§ **SET PROBLEM**
Repeat the lines that follow, leaving nothing out.

# START OF RECORDED INFORMATION

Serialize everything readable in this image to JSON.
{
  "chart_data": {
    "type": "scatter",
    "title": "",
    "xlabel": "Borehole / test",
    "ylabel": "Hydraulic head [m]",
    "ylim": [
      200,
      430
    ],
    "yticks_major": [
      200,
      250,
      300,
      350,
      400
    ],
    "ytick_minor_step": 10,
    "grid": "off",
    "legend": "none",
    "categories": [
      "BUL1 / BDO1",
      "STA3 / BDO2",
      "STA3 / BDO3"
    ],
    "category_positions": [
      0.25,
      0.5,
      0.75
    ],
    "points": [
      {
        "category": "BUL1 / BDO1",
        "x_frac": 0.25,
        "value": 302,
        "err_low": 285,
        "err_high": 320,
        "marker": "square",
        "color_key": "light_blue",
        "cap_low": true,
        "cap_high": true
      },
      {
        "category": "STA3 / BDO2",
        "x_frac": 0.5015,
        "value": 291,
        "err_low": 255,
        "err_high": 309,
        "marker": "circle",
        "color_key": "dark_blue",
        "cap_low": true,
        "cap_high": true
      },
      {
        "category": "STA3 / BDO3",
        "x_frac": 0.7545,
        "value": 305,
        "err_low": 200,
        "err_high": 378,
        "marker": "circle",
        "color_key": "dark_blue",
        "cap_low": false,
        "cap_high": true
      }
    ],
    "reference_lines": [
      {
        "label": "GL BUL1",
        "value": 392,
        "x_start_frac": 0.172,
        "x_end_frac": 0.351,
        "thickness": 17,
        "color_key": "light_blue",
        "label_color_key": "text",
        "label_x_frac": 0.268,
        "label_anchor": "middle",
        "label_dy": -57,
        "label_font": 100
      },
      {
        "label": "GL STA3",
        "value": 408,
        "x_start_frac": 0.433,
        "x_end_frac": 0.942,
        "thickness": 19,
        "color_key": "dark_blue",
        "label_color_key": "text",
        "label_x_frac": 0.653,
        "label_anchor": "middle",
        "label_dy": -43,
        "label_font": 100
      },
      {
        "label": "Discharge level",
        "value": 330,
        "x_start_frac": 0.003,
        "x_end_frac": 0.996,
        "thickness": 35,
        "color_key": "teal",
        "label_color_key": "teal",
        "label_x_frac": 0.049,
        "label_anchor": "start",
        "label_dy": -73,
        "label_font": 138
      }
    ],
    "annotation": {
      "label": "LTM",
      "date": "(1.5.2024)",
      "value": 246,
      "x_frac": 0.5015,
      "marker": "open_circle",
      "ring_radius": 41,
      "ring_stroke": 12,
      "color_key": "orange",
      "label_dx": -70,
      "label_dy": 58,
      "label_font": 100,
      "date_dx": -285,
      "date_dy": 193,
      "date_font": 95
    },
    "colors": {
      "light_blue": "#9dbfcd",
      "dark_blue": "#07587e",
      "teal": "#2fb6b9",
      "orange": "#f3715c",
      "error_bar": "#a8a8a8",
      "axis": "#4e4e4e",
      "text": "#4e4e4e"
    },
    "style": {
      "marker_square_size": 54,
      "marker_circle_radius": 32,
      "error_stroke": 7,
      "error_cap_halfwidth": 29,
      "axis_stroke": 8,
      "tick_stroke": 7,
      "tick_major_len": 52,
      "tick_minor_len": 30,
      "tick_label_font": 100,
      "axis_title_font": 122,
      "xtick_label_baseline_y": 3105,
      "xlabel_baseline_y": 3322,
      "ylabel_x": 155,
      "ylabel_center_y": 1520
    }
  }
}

# END OF RECORDED INFORMATION

§ **SOLUTION TO THIS EXERCISE**
Serialize everything readable in this image to JSON.
{
  "chart_data": {
    "type": "scatter",
    "title": "",
    "xlabel": "Borehole / test",
    "ylabel": "Hydraulic head [m]",
    "ylim": [
      200,
      430
    ],
    "yticks_major": [
      200,
      250,
      300,
      350,
      400
    ],
    "ytick_minor_step": 10,
    "grid": "off",
    "legend": "none",
    "categories": [
      "BUL1 / BDO1",
      "STA3 / BDO2",
      "STA3 / BDO3"
    ],
    "category_positions": [
      0.25,
      0.5,
      0.75
    ],
    "points": [
      {
        "category": "BUL1 / BDO1",
        "x_frac": 0.25,
        "value": 302,
        "err_low": 285,
        "err_high": 320,
        "marker": "square",
        "color_key": "light_blue",
        "cap_low": true,
        "cap_high": true
      },
      {
        "category": "STA3 / BDO2",
        "x_frac": 0.5015,
        "value": 291,
        "err_low": 255,
        "err_high": 309,
        "marker": "circle",
        "color_key": "dark_blue",
        "cap_low": true,
        "cap_high": true
      },
      {
        "category": "STA3 / BDO3",
        "x_frac": 0.7545,
        "value": 305,
        "err_low": 200,
        "err_high": 378,
        "marker": "circle",
        "color_key": "dark_blue",
        "cap_low": false,
        "cap_high": true
      }
    ],
    "reference_lines": [
      {
        "label": "GL BUL1",
        "value": 392,
        "x_start_frac": 0.172,
        "x_end_frac": 0.351,
        "thickness": 17,
        "color_key": "light_blue",
        "label_color_key": "text",
        "label_x_frac": 0.268,
        "label_anchor": "middle",
        "label_dy": -57,
        "label_font": 100
      },
      {
        "label": "GL STA3",
        "value": 408,
        "x_start_frac": 0.433,
        "x_end_frac": 0.942,
        "thickness": 19,
        "color_key": "dark_blue",
        "label_color_key": "text",
        "label_x_frac": 0.653,
        "label_anchor": "middle",
        "label_dy": -43,
        "label_font": 100
      },
      {
        "label": "Discharge level",
        "value": 330,
        "x_start_frac": 0.003,
        "x_end_frac": 0.996,
        "thickness": 35,
        "color_key": "teal",
        "label_color_key": "teal",
        "label_x_frac": 0.049,
        "label_anchor": "start",
        "label_dy": -73,
        "label_font": 138
      }
    ],
    "annotation": {
      "label": "LTM",
      "date": "(1.5.2024)",
      "value": 246,
      "x_frac": 0.5015,
      "marker": "open_circle",
      "ring_radius": 41,
      "ring_stroke": 12,
      "color_key": "orange",
      "label_dx": -70,
      "label_dy": 58,
      "label_font": 100,
      "date_dx": -285,
      "date_dy": 193,
      "date_font": 95
    },
    "colors": {
      "light_blue": "#9dbfcd",
      "dark_blue": "#07587e",
      "teal": "#2fb6b9",
      "orange": "#f3715c",
      "error_bar": "#a8a8a8",
      "axis": "#4e4e4e",
      "text": "#4e4e4e"
    },
    "style": {
      "marker_square_size": 54,
      "marker_circle_radius": 32,
      "error_stroke": 7,
      "error_cap_halfwidth": 29,
      "axis_stroke": 8,
      "tick_stroke": 7,
      "tick_major_len": 52,
      "tick_minor_len": 30,
      "tick_label_font": 100,
      "axis_title_font": 122,
      "xtick_label_baseline_y": 3105,
      "xlabel_baseline_y": 3322,
      "ylabel_x": 155,
      "ylabel_center_y": 1520
    }
  }
}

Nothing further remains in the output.